DATA FOR PROCESSING:
======

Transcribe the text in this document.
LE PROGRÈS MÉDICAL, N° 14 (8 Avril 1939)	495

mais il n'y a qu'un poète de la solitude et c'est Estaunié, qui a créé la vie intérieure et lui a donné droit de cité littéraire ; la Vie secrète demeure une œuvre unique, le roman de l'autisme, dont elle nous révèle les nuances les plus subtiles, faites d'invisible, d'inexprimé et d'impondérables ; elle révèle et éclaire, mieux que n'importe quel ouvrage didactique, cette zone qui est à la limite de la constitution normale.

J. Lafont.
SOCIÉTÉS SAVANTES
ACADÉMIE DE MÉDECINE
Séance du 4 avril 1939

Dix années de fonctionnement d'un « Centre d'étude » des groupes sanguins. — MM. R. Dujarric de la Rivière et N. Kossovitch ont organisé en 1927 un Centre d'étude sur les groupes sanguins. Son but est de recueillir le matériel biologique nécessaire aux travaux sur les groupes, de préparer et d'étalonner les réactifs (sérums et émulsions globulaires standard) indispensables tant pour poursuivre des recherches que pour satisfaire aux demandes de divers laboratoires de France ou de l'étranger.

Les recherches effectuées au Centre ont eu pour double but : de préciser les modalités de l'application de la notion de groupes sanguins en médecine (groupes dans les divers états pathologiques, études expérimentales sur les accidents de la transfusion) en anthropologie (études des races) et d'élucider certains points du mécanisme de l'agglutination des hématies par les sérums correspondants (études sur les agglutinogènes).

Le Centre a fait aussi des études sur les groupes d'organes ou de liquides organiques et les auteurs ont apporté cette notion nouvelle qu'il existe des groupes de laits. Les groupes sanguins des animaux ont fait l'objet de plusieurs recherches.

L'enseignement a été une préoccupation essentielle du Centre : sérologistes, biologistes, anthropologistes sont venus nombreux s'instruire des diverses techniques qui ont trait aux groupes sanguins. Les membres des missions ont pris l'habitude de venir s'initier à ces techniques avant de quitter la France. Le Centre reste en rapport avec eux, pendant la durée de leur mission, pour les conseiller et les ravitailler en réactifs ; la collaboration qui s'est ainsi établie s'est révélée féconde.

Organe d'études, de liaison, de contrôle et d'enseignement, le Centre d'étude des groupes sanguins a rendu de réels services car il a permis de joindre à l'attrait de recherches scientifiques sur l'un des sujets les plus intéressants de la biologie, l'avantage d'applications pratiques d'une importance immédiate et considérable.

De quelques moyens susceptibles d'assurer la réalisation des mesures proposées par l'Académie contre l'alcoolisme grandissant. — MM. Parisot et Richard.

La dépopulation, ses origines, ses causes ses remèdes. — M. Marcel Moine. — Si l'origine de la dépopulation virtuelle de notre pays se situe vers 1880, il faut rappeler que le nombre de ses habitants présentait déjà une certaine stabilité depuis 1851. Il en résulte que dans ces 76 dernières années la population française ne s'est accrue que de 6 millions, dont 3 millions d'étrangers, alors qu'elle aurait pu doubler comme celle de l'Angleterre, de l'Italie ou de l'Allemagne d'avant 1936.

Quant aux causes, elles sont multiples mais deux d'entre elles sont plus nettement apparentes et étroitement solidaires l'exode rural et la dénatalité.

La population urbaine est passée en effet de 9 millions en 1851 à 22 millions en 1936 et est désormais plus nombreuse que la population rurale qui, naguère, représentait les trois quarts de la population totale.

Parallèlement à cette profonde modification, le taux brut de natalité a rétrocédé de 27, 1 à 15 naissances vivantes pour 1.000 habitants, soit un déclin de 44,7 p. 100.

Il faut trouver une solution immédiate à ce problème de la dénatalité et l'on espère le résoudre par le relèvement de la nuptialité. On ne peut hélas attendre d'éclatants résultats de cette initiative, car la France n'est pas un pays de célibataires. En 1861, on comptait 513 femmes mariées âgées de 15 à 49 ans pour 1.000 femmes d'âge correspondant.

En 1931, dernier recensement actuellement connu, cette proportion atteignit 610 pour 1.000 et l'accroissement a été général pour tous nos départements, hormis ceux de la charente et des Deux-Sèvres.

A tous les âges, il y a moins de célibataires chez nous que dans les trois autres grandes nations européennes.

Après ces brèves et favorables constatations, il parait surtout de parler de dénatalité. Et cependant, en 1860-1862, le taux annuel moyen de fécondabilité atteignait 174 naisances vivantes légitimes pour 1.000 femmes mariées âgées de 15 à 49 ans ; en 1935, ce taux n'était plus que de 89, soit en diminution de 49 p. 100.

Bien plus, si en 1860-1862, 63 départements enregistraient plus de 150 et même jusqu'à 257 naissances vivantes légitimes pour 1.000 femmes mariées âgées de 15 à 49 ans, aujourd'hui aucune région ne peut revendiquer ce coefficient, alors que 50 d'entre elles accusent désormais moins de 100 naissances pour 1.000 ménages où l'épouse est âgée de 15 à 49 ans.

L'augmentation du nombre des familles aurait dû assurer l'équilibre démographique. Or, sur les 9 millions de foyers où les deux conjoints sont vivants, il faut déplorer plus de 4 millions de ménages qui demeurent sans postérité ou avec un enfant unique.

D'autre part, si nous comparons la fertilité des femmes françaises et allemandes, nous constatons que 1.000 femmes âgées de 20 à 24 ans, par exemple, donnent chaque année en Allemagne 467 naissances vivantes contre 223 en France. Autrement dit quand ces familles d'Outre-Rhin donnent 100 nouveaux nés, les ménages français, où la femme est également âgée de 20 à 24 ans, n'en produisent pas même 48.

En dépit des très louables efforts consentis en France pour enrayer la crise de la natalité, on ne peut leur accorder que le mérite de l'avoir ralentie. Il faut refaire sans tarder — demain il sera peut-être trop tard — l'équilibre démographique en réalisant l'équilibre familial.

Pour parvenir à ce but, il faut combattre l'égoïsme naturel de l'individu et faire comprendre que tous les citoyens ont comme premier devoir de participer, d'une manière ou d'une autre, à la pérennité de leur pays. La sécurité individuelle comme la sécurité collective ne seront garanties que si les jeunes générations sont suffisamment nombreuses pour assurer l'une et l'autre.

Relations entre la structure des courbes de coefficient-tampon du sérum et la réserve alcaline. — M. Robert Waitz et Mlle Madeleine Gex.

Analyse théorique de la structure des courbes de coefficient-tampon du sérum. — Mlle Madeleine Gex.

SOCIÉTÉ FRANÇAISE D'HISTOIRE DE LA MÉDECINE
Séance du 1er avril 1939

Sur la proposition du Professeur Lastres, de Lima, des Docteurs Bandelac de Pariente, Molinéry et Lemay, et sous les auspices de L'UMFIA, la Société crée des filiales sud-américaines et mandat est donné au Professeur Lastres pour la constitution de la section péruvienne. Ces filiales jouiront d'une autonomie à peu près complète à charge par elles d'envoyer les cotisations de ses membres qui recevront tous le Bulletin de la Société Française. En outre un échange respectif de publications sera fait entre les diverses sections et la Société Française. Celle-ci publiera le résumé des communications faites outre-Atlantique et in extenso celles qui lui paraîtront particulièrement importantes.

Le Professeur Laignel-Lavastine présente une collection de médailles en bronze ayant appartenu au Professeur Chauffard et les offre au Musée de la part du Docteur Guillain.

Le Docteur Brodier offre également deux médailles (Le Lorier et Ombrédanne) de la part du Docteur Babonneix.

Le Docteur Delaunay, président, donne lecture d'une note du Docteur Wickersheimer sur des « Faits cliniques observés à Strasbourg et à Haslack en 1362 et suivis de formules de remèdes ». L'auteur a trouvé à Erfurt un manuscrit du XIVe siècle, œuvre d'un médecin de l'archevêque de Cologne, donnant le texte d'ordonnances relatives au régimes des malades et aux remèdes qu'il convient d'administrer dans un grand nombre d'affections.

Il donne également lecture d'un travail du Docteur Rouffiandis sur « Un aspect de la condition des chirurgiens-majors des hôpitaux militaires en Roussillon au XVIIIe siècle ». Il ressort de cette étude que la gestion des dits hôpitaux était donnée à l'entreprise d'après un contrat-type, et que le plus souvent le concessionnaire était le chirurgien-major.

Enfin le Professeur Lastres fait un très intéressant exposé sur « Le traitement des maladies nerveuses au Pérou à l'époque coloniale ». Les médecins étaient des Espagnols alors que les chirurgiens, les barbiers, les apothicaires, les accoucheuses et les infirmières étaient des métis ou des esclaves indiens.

======

Look through the entries and return every line where "Séance" appears.

Séance du 4 avril 1939
Séance du 1er avril 1939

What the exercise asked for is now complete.